>> begin DOCUMENT EXCERPT
Figure 1 shows possible behaviors of the simple program from the start of the section. We split each get statement into read and write actions. The leftmost behavior from Figure 1 shows  $x = get(x^{P2})$  from P1 split into two statements: read Y, 0—where the get statement reads value 0 from Y; and write X, 0—where the get writes 0 to X.

The relation  $\xrightarrow{po}$  represents the program order between the actions. The  $\xrightarrow{hb}$  relation is the happens-before relation, also known as the consistency order: if two actions are ordered by happens-before, then the effects of the first action are visible to the second action. In sequential consistency, program order ( $\xrightarrow{po}$ ) implies happens-before ( $\xrightarrow{hb}$ ). Hence, under SC, if an action appears in the program before another action, the effects of the first action are guaranteed to be visible by the second action. The  $\xrightarrow{rf}$  relation indicates the write action from which a read action reads from. Figure 1 shows that read and write actions constituting a get statement are always ordered by both  $\xrightarrow{po}$  and  $\xrightarrow{hb}$ . However, the local read action is ordered after the get action only by relation  $\xrightarrow{po}$ . This reflects the fact that, under RMA, the effects of a get are not guaranteed to be visible to subsequent local actions.
>> end DOCUMENT EXCERPT
>> begin DATA SECTION
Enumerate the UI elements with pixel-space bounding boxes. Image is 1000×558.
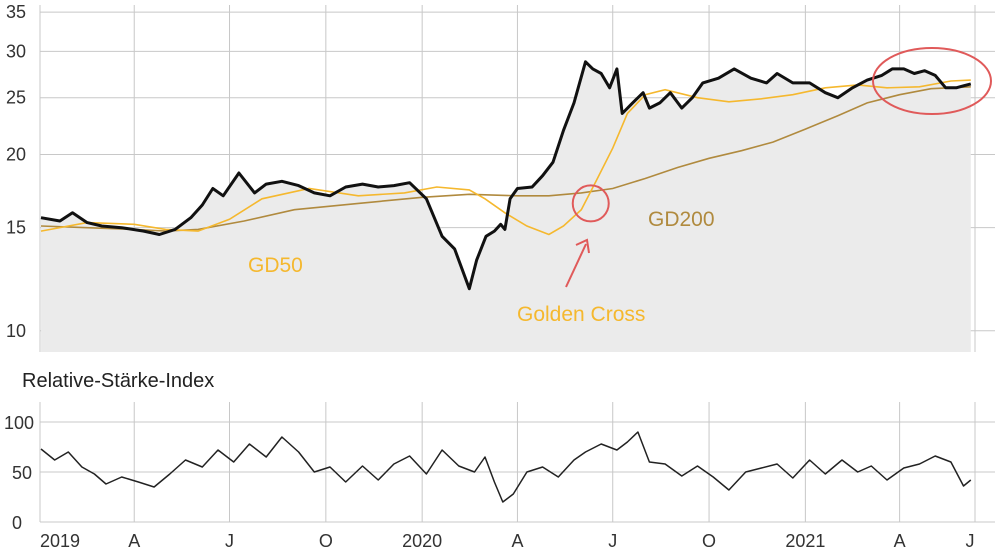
>> end DATA SECTION
§ **EXERCISE TASKS**
[1] Write out the part of the passage on get statements and happens-before ordering starting with "Figure 1 shows possible" and going on through "writes 0 to X.".
[2] Write what comes next in the passage on get statements and happens-before ordering, picking up after its final sentence.

§ **RESULTS FOR THE EXERCISE**
[1]
Figure 1 shows possible behaviors of the simple program from the start of the section. We split each get statement into read and write actions. The leftmost behavior from Figure 1 shows  $x = get(x^{P2})$  from P1 split into two statements: read Y, 0—where the get statement reads value 0 from Y; and write X, 0—where the get writes 0 to X.

[2]
**Sequentially Consistent Behaviors** Reasoning about concurrent programs requires considering (or ruling out) all possible interleavings; we continue by enumerating interleavings. One case, furthest to the left in Figure 1, is when  $Y = get(X^{P1})$  runs before  $x = get(Y^{P2})$ . At the end of this execution, a and b are both 0, because the local read statements from x and y read the most recent writes.

In the second SC case (also second from left in Figure 1),  $X = get(Y^{P2})$  runs before  $Y = get(X^{P1})$ . Now, both a and b get 1. Assuming sequential consistency and atomicity of the get statement, there are only two possible outcomes of the program: the pair of variables (a, b) can have either the values (0, 0) or (1, 1).

A third possibility we allow as sequentially consistent behavior is when the constituent sets of actions of the get statements are not executed atomically. For example, the read Y and write X actions from  $X = get(Y^{P2})$  may be interleaved with the read X and write Y actions from  $Y = get(X^{P1})$ . It is thus possible that both get actions read the corresponding initial values. This leads to (a, b) having values (1, 0), shown as the third SC behavior in Figure 1.

*Non-Sequentially Consistent Behavior.* When we execute the program on an RMA network, we observe additional non-sequentially consistent behaviors. An example of such a behavior (shown rightmost in Figure 1) leaves (a, b) with the values (0, 1). Since the local reads in each process are not ordered by  $\xrightarrow{hb}$  after the writes of the get statements, these local reads may read from the initial values of the variables. This execution leads to the values (0, 1) for (a, b) and is a valid execution under RMA.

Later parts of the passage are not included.